▶ [Items]
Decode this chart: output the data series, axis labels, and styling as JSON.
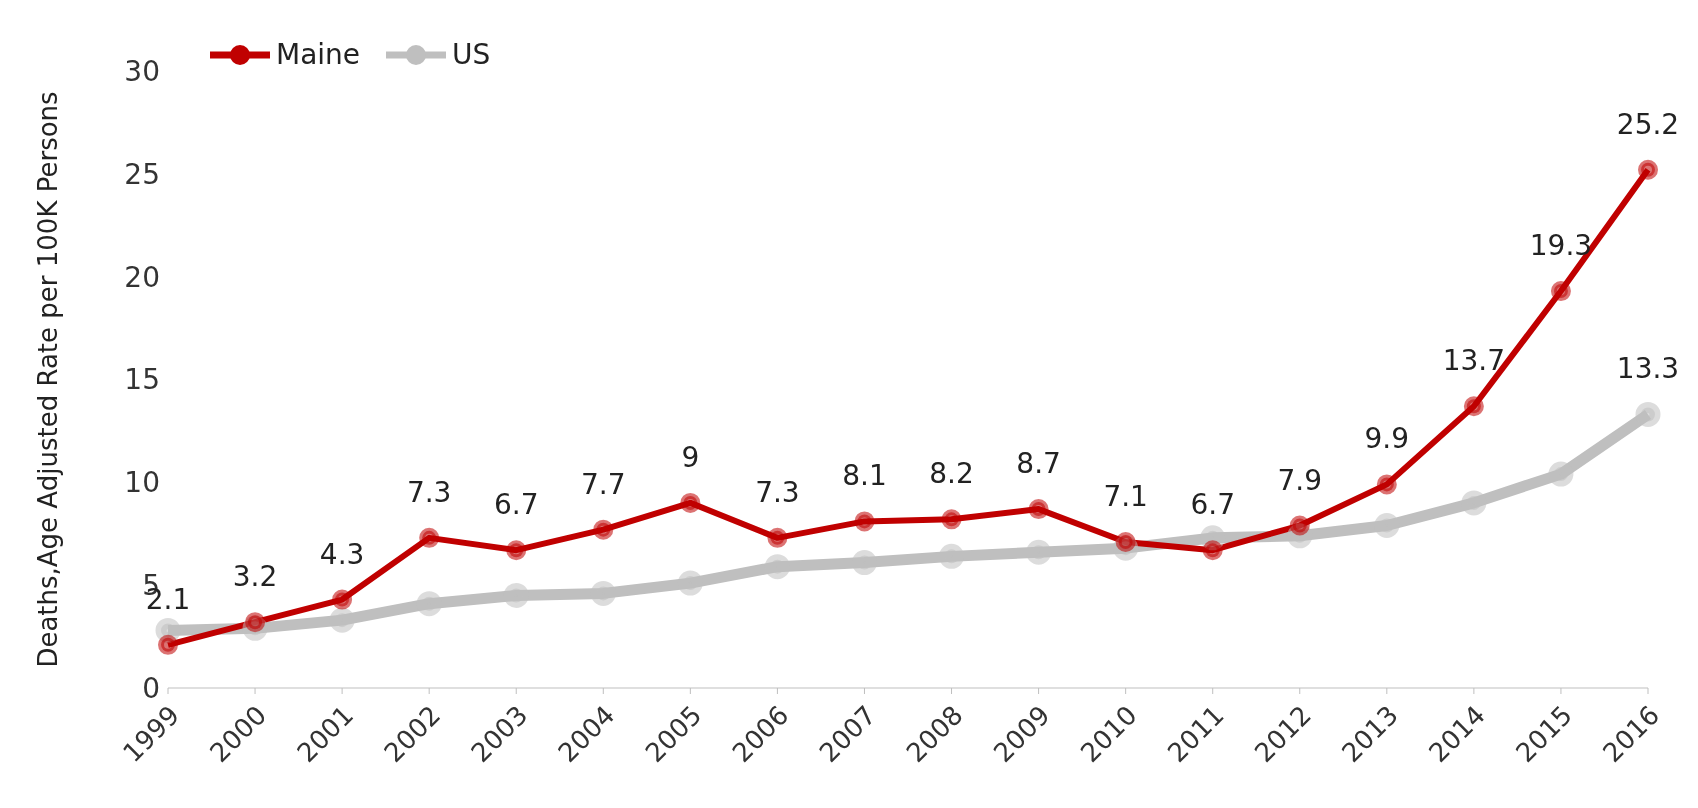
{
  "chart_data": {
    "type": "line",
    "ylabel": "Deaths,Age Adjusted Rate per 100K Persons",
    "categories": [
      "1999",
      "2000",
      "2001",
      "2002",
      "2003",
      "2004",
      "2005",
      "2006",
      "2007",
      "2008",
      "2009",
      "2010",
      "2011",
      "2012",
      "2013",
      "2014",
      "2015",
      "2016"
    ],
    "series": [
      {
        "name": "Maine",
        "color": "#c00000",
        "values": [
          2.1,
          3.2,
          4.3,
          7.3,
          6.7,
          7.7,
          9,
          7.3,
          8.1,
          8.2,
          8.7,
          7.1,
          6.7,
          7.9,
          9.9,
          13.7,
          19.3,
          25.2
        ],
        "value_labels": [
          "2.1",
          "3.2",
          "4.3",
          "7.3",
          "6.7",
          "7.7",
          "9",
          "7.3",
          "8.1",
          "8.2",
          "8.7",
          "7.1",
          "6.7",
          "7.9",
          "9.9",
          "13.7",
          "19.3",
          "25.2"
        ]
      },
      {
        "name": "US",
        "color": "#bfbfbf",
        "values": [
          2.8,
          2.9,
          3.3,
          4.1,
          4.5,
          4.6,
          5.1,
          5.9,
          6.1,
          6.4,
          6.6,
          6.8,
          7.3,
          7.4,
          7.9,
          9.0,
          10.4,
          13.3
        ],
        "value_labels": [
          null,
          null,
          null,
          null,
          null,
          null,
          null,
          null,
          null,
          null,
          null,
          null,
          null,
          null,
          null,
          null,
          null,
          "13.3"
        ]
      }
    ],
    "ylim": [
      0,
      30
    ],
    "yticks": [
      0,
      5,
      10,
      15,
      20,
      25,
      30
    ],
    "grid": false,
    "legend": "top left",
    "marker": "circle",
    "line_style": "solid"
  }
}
...
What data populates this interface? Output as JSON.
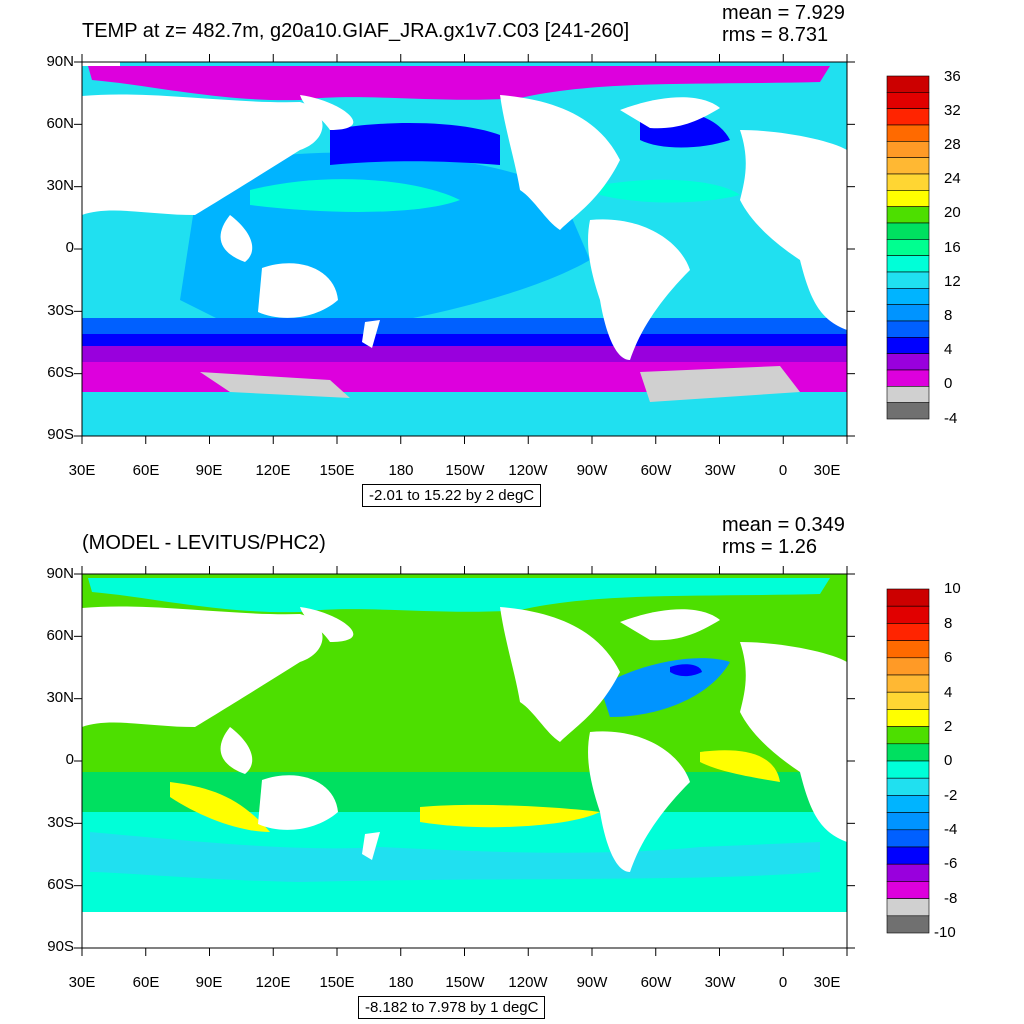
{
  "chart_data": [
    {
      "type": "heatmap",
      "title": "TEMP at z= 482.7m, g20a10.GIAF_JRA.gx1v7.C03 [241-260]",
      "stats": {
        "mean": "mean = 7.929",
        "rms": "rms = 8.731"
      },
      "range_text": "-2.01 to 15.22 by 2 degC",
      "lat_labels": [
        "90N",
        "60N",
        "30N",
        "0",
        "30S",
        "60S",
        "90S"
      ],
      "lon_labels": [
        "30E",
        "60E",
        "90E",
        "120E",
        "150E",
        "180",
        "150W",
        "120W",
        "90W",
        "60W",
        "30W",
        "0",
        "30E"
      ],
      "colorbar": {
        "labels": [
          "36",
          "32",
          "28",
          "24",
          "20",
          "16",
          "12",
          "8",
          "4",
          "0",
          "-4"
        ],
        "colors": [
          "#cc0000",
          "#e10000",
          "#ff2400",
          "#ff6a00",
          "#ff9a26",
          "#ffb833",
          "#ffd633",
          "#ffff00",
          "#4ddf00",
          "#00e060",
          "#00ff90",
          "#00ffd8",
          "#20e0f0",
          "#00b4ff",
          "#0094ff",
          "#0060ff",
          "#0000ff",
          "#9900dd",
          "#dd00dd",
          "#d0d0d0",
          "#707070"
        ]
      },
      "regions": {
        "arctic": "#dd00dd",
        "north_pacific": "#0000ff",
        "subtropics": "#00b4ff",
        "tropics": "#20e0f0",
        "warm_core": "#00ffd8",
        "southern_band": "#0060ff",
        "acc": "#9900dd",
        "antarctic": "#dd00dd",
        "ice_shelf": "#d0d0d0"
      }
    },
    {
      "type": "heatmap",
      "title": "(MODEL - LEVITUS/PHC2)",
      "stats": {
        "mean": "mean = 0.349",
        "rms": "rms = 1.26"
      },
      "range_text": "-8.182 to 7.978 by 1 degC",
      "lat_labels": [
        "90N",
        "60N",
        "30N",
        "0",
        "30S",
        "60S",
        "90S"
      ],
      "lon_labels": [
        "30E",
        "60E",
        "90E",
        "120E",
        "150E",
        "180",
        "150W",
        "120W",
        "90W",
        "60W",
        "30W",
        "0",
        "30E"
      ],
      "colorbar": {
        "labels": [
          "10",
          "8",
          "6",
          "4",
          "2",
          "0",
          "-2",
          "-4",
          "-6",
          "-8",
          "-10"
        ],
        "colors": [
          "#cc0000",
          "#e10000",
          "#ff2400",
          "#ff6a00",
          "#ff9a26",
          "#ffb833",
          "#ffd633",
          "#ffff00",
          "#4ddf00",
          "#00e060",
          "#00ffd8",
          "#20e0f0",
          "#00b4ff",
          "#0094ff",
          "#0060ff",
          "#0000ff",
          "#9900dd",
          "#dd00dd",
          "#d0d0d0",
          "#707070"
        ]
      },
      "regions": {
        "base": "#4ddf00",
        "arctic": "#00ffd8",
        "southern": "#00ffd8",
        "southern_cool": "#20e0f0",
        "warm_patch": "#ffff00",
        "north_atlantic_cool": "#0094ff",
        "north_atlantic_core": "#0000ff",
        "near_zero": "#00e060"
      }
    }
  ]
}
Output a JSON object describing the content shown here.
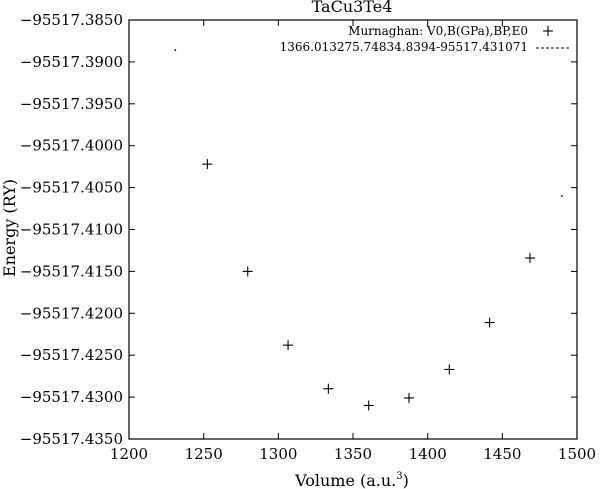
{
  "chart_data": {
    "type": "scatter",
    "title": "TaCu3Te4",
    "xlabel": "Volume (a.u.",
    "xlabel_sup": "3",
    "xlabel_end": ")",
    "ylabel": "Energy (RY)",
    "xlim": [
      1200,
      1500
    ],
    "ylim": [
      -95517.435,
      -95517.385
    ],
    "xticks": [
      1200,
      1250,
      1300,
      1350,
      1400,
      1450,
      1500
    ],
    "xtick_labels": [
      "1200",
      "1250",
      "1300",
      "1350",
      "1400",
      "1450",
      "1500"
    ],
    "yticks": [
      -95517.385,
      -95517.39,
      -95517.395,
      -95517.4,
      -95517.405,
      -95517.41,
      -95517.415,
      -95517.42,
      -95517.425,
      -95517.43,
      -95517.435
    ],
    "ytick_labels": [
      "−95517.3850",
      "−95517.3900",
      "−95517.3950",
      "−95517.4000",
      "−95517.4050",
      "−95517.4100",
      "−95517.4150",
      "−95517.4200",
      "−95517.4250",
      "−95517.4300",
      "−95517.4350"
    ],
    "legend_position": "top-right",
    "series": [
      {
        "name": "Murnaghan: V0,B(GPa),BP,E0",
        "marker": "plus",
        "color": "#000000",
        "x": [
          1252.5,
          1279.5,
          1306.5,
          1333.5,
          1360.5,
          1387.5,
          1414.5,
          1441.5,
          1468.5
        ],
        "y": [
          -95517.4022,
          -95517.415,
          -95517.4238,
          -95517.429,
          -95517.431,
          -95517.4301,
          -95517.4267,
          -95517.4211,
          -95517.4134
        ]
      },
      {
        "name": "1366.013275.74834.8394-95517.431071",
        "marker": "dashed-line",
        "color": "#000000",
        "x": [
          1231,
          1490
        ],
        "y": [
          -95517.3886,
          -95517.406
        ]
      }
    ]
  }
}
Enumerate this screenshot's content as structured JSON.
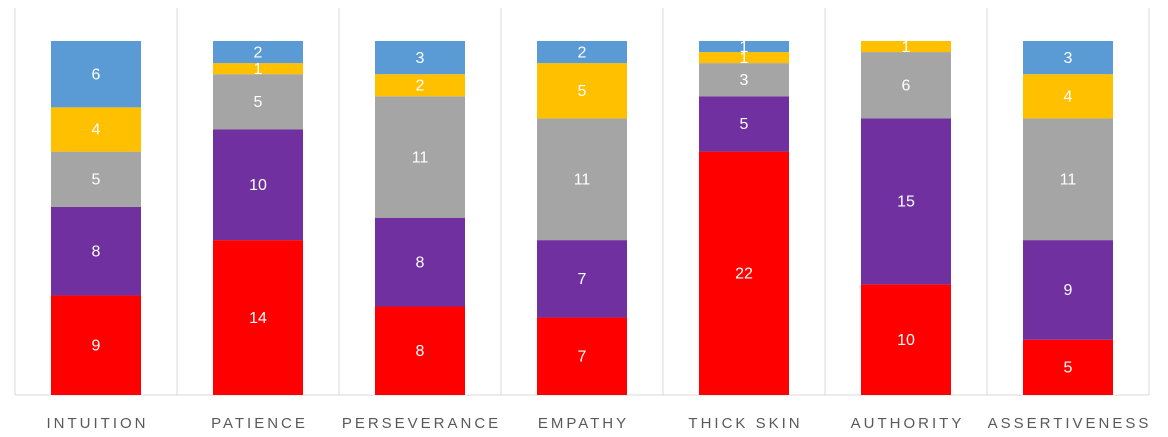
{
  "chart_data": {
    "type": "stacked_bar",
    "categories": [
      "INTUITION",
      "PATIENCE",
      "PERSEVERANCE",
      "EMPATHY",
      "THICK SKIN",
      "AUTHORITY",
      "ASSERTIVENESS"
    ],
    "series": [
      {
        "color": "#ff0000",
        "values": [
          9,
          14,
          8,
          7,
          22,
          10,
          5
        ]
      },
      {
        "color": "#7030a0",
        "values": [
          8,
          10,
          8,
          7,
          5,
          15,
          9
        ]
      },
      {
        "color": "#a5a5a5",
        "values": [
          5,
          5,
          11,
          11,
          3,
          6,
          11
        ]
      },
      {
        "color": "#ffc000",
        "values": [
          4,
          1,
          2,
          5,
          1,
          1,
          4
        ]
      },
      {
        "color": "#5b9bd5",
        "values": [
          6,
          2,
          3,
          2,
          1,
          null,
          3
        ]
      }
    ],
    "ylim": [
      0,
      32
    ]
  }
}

▶ [Stated goal] Which lines hold the word "ylabel"? Copy every one of them.

▶ [Task answer]
    "ylabel": "Deaths,Age Adjusted Rate per 100K Persons",
    "ylabel": "Energy (RY)",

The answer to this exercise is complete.